* **The problem**:
Quote all of the data that follows exactly as written, skipping the images.

Dataset rows:
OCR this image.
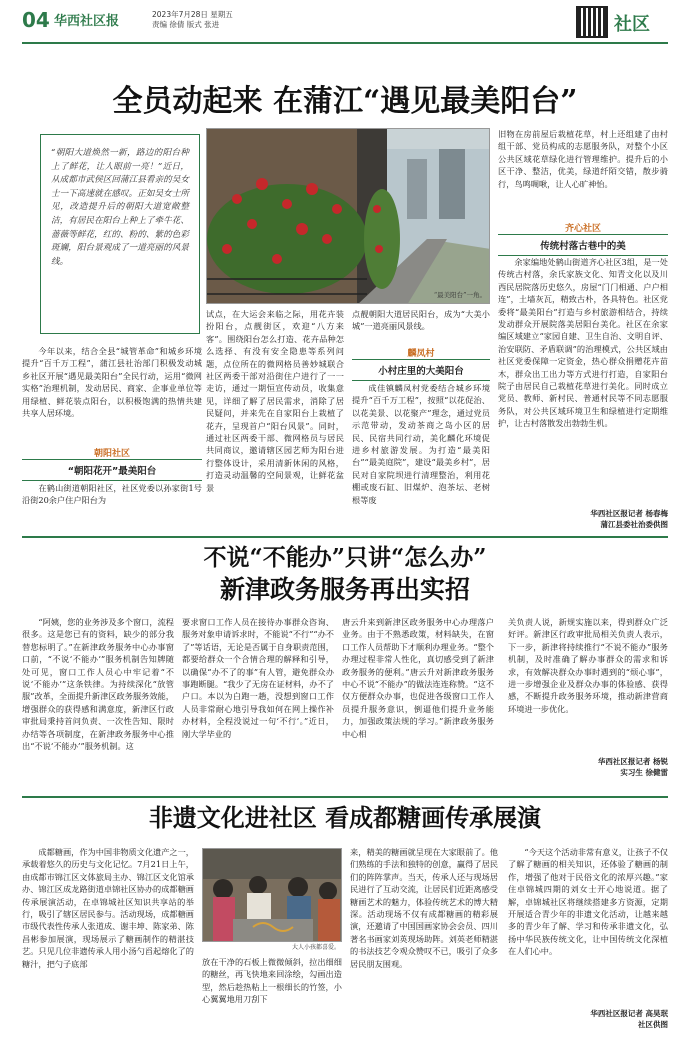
04 华西社区报	2023年7月28日 星期五
责编 徐倩 版式 张进	社区
全员动起来 在蒲江“遇见最美阳台”
“朝阳大道焕然一新，路边的阳台种上了鲜花，让人眼前一亮！”近日，从成都市武侯区回蒲江县看亲的吴女士一下高速就在感叹。正如吴女士所见，改造提升后的朝阳大道宽敞整洁，有居民在阳台上种上了牵牛花、蔷薇等鲜花，红的、粉的、紫的色彩斑斓，阳台景观成了一道亮丽的风景线。
“最美阳台”一角。
今年以来，结合全县“城管革命”和城乡环境提升“百千万工程”，蒲江县社治部门积极发动城乡社区开展“遇见最美阳台”全民行动，运用“微网实格”治理机制，发动居民、商家、企事业单位等用绿植、鲜花装点阳台，以积极饱满的热情共建共享人居环境。
朝阳社区
“朝阳花开”最美阳台
在鹤山街道朝阳社区，社区党委以孙家街1号沿街20余户住户阳台为
试点，在大运会来临之际，用花卉装扮阳台，点靓街区，欢迎“八方来客”。围绕阳台怎么打造、花卉品种怎么选择、有没有安全隐患等系列问题，点位所在的微网格员善妙城联合社区两委干部对沿街住户进行了一一走访，通过一期恒宣传动员，收集意见，详细了解了居民需求，消除了居民疑问，并来先在自家阳台上栽植了花卉，呈现首户“阳台风景”。同时，通过社区两委干部、微网格员与居民共同商议，邀请辖区园艺师为阳台进行整体设计，采用清新休闲的风格，打造灵动温馨的空间景观，让鲜花盆景
点靓朝阳大道居民阳台，成为“大美小城”一道亮丽风景线。
麟凤村
小村庄里的大美阳台
成佳镇麟凤村党委结合城乡环境提升“百千万工程”，按照“以花促治、以花美景、以花聚产”理念，通过党员示范带动，发动茶商之岛小区的居民、民宿共同行动，美化麟化环境促进乡村旅游发展。为打造“最美阳台”“最美庭院”，建设“最美乡村”，居民对自家院坝进行清理整治，利用花棚或废石缸、旧煤炉、泡茶坛、老树根等废
旧物在房前屋后栽植花草，村上还组建了由村组干部、党员构成的志愿服务队，对整个小区公共区域花草绿化进行管理维护。提升后的小区干净、整洁，优美，绿道纤陌交错，散步骑行，鸟鸣啁啾，让人心旷神怡。
齐心社区
传统村落古巷中的美
余家编地处鹤山街道齐心社区3组，是一处传统古村落，余氏家族文化、知青文化以及川西民居院落历史悠久，房屋“门门相通、户户相连”，土墙灰瓦，精致古朴，各具特色。社区党委将“最美阳台”打造与乡村旅游相结合，持续发动群众开展院落美居阳台美化。社区在余家编区域建立“家园自建、卫生自治、文明自评、治安联防、矛盾联调”的治理模式，公共区域由社区党委保障一定资金，热心群众捐赠花卉苗木，群众出工出力等方式进行打造，自家阳台院子由居民自己栽植花草进行美化。同时成立党员、教师、新村民、普通村民等不同志愿服务队，对公共区域环境卫生和绿植进行定期维护，让古村落散发出勃勃生机。
华西社区报记者 杨春梅
蒲江县委社治委供图
不说“不能办”只讲“怎么办”
新津政务服务再出实招
“阿姨，您的业务涉及多个窗口，流程很多。这是您已有的资料，缺少的部分我替您标明了。”在新津政务服务中心办事窗口前，“不说‘不能办’”服务机制告知牌随处可见，窗口工作人员心中牢记着“不说‘不能办’”这条铁律。为持续深化“放管服”改革，全面提升新津区政务服务效能，增强群众的获得感和满意度，新津区行政审批局秉持首问负责、一次性告知、限时办结等各项制度，在新津政务服务中心推出“不说‘不能办’”服务机制。这
要求窗口工作人员在接待办事群众咨询、服务对象申请诉求时，不能说“不行”“办不了”等话语，无论是否属于自身职责范围，都要给群众一个合情合理的解释和引导，以确保“办不了的事”有人管，避免群众办事跑断腿。“我少了无房在证材料，办不了户口。本以为白跑一趟，没想到窗口工作人员非常耐心地引导我如何在网上操作补办材料，全程没说过一句‘不行’。”近日，刚大学毕业的
唐云升来到新津区政务服务中心办理落户业务。由于不熟悉政策，材料缺失，在窗口工作人员帮助下才顺利办理业务。“整个办理过程非常人性化，真切感受到了新津政务服务的便利。”唐云升对新津政务服务中心不说“不能办”的做法连连称赞。“这不仅方便群众办事，也促进各级窗口工作人员提升服务意识，倒逼他们提升业务能力，加强政策法规的学习。”新津政务服务中心相
关负责人说，新规实施以来，得到群众广泛好评。新津区行政审批局相关负责人表示，下一步，新津将持续推行“不说不能办”服务机制，及时准确了解办事群众的需求和诉求，有效解决群众办事时遇到的“烦心事”，进一步增强企业及群众办事的体验感、获得感，不断提升政务服务环境，推动新津营商环境进一步优化。
华西社区报记者 杨锐
实习生 徐健雷
非遗文化进社区 看成都糖画传承展演
成都糖画，作为中国非物质文化遗产之一，承载着悠久的历史与文化记忆。7月21日上午，由成都市锦江区文体旅局主办、锦江区文化馆承办、锦江区成龙路街道卓锦社区协办的成都糖画传承展演活动，在卓锦城社区知识共享站的举行，吸引了辖区居民参与。活动现场，成都糖画市级代表性传承人张道成、谢丰坤、陈家弟、陈昌彬参加展演，现场展示了糖画制作的精湛技艺。只见几位非遗传承人用小汤勺舀起熔化了的糖汁，把勺子底部
大人小孩都喜爱。
放在干净的石板上微微倾斜，拉出细细的糖丝，再飞快地来回涂绘，勾画出造型，然后趁热粘上一根细长的竹签，小心翼翼地用刀刮下
来，精美的糖画就呈现在大家眼前了。他们熟练的手法和独特的创意，赢得了居民们的阵阵掌声。当天，传承人还与现场居民进行了互动交流，让居民们近距离感受糖画艺术的魅力，体验传统艺术的博大精深。活动现场不仅有成都糖画的精彩展演，还邀请了中国国画家协会会员、四川著名书画家刘英现场助阵。刘英老师精湛的书法技艺令观众赞叹不已，吸引了众多居民朋友围观。
“今天这个活动非常有意义，让孩子不仅了解了糖画的相关知识，还体验了糖画的制作，增强了他对于民俗文化的浓厚兴趣。”家住卓锦城四期的刘女士开心地说道。据了解，卓锦城社区将继续搭建多方资源，定期开展适合青少年的非遗文化活动，让越来越多的青少年了解、学习和传承非遗文化，弘扬中华民族传统文化，让中国传统文化深植在人们心中。
华西社区报记者 高昊珉
社区供图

* **Output for this exercise**:
OCR this image.
04 华西社区报	2023年7月28日 星期五
责编 徐倩 版式 张进	社区
全员动起来 在蒲江“遇见最美阳台”
“朝阳大道焕然一新，路边的阳台种上了鲜花，让人眼前一亮！”近日，从成都市武侯区回蒲江县看亲的吴女士一下高速就在感叹。正如吴女士所见，改造提升后的朝阳大道宽敞整洁，有居民在阳台上种上了牵牛花、蔷薇等鲜花，红的、粉的、紫的色彩斑斓，阳台景观成了一道亮丽的风景线。
“最美阳台”一角。
今年以来，结合全县“城管革命”和城乡环境提升“百千万工程”，蒲江县社治部门积极发动城乡社区开展“遇见最美阳台”全民行动，运用“微网实格”治理机制，发动居民、商家、企事业单位等用绿植、鲜花装点阳台，以积极饱满的热情共建共享人居环境。
朝阳社区
“朝阳花开”最美阳台
在鹤山街道朝阳社区，社区党委以孙家街1号沿街20余户住户阳台为
试点，在大运会来临之际，用花卉装扮阳台，点靓街区，欢迎“八方来客”。围绕阳台怎么打造、花卉品种怎么选择、有没有安全隐患等系列问题，点位所在的微网格员善妙城联合社区两委干部对沿街住户进行了一一走访，通过一期恒宣传动员，收集意见，详细了解了居民需求，消除了居民疑问，并来先在自家阳台上栽植了花卉，呈现首户“阳台风景”。同时，通过社区两委干部、微网格员与居民共同商议，邀请辖区园艺师为阳台进行整体设计，采用清新休闲的风格，打造灵动温馨的空间景观，让鲜花盆景
点靓朝阳大道居民阳台，成为“大美小城”一道亮丽风景线。
麟凤村
小村庄里的大美阳台
成佳镇麟凤村党委结合城乡环境提升“百千万工程”，按照“以花促治、以花美景、以花聚产”理念，通过党员示范带动，发动茶商之岛小区的居民、民宿共同行动，美化麟化环境促进乡村旅游发展。为打造“最美阳台”“最美庭院”，建设“最美乡村”，居民对自家院坝进行清理整治，利用花棚或废石缸、旧煤炉、泡茶坛、老树根等废
旧物在房前屋后栽植花草，村上还组建了由村组干部、党员构成的志愿服务队，对整个小区公共区域花草绿化进行管理维护。提升后的小区干净、整洁，优美，绿道纤陌交错，散步骑行，鸟鸣啁啾，让人心旷神怡。
齐心社区
传统村落古巷中的美
余家编地处鹤山街道齐心社区3组，是一处传统古村落，余氏家族文化、知青文化以及川西民居院落历史悠久，房屋“门门相通、户户相连”，土墙灰瓦，精致古朴，各具特色。社区党委将“最美阳台”打造与乡村旅游相结合，持续发动群众开展院落美居阳台美化。社区在余家编区域建立“家园自建、卫生自治、文明自评、治安联防、矛盾联调”的治理模式，公共区域由社区党委保障一定资金，热心群众捐赠花卉苗木，群众出工出力等方式进行打造，自家阳台院子由居民自己栽植花草进行美化。同时成立党员、教师、新村民、普通村民等不同志愿服务队，对公共区域环境卫生和绿植进行定期维护，让古村落散发出勃勃生机。
华西社区报记者 杨春梅
蒲江县委社治委供图
不说“不能办”只讲“怎么办”
新津政务服务再出实招
“阿姨，您的业务涉及多个窗口，流程很多。这是您已有的资料，缺少的部分我替您标明了。”在新津政务服务中心办事窗口前，“不说‘不能办’”服务机制告知牌随处可见，窗口工作人员心中牢记着“不说‘不能办’”这条铁律。为持续深化“放管服”改革，全面提升新津区政务服务效能，增强群众的获得感和满意度，新津区行政审批局秉持首问负责、一次性告知、限时办结等各项制度，在新津政务服务中心推出“不说‘不能办’”服务机制。这
要求窗口工作人员在接待办事群众咨询、服务对象申请诉求时，不能说“不行”“办不了”等话语，无论是否属于自身职责范围，都要给群众一个合情合理的解释和引导，以确保“办不了的事”有人管，避免群众办事跑断腿。“我少了无房在证材料，办不了户口。本以为白跑一趟，没想到窗口工作人员非常耐心地引导我如何在网上操作补办材料，全程没说过一句‘不行’。”近日，刚大学毕业的
唐云升来到新津区政务服务中心办理落户业务。由于不熟悉政策，材料缺失，在窗口工作人员帮助下才顺利办理业务。“整个办理过程非常人性化，真切感受到了新津政务服务的便利。”唐云升对新津政务服务中心不说“不能办”的做法连连称赞。“这不仅方便群众办事，也促进各级窗口工作人员提升服务意识，倒逼他们提升业务能力，加强政策法规的学习。”新津政务服务中心相
关负责人说，新规实施以来，得到群众广泛好评。新津区行政审批局相关负责人表示，下一步，新津将持续推行“不说不能办”服务机制，及时准确了解办事群众的需求和诉求，有效解决群众办事时遇到的“烦心事”，进一步增强企业及群众办事的体验感、获得感，不断提升政务服务环境，推动新津营商环境进一步优化。
华西社区报记者 杨锐
实习生 徐健雷
非遗文化进社区 看成都糖画传承展演
成都糖画，作为中国非物质文化遗产之一，承载着悠久的历史与文化记忆。7月21日上午，由成都市锦江区文体旅局主办、锦江区文化馆承办、锦江区成龙路街道卓锦社区协办的成都糖画传承展演活动，在卓锦城社区知识共享站的举行，吸引了辖区居民参与。活动现场，成都糖画市级代表性传承人张道成、谢丰坤、陈家弟、陈昌彬参加展演，现场展示了糖画制作的精湛技艺。只见几位非遗传承人用小汤勺舀起熔化了的糖汁，把勺子底部
大人小孩都喜爱。
放在干净的石板上微微倾斜，拉出细细的糖丝，再飞快地来回涂绘，勾画出造型，然后趁热粘上一根细长的竹签，小心翼翼地用刀刮下
来，精美的糖画就呈现在大家眼前了。他们熟练的手法和独特的创意，赢得了居民们的阵阵掌声。当天，传承人还与现场居民进行了互动交流，让居民们近距离感受糖画艺术的魅力，体验传统艺术的博大精深。活动现场不仅有成都糖画的精彩展演，还邀请了中国国画家协会会员、四川著名书画家刘英现场助阵。刘英老师精湛的书法技艺令观众赞叹不已，吸引了众多居民朋友围观。
“今天这个活动非常有意义，让孩子不仅了解了糖画的相关知识，还体验了糖画的制作，增强了他对于民俗文化的浓厚兴趣。”家住卓锦城四期的刘女士开心地说道。据了解，卓锦城社区将继续搭建多方资源，定期开展适合青少年的非遗文化活动，让越来越多的青少年了解、学习和传承非遗文化，弘扬中华民族传统文化，让中国传统文化深植在人们心中。
华西社区报记者 高昊珉
社区供图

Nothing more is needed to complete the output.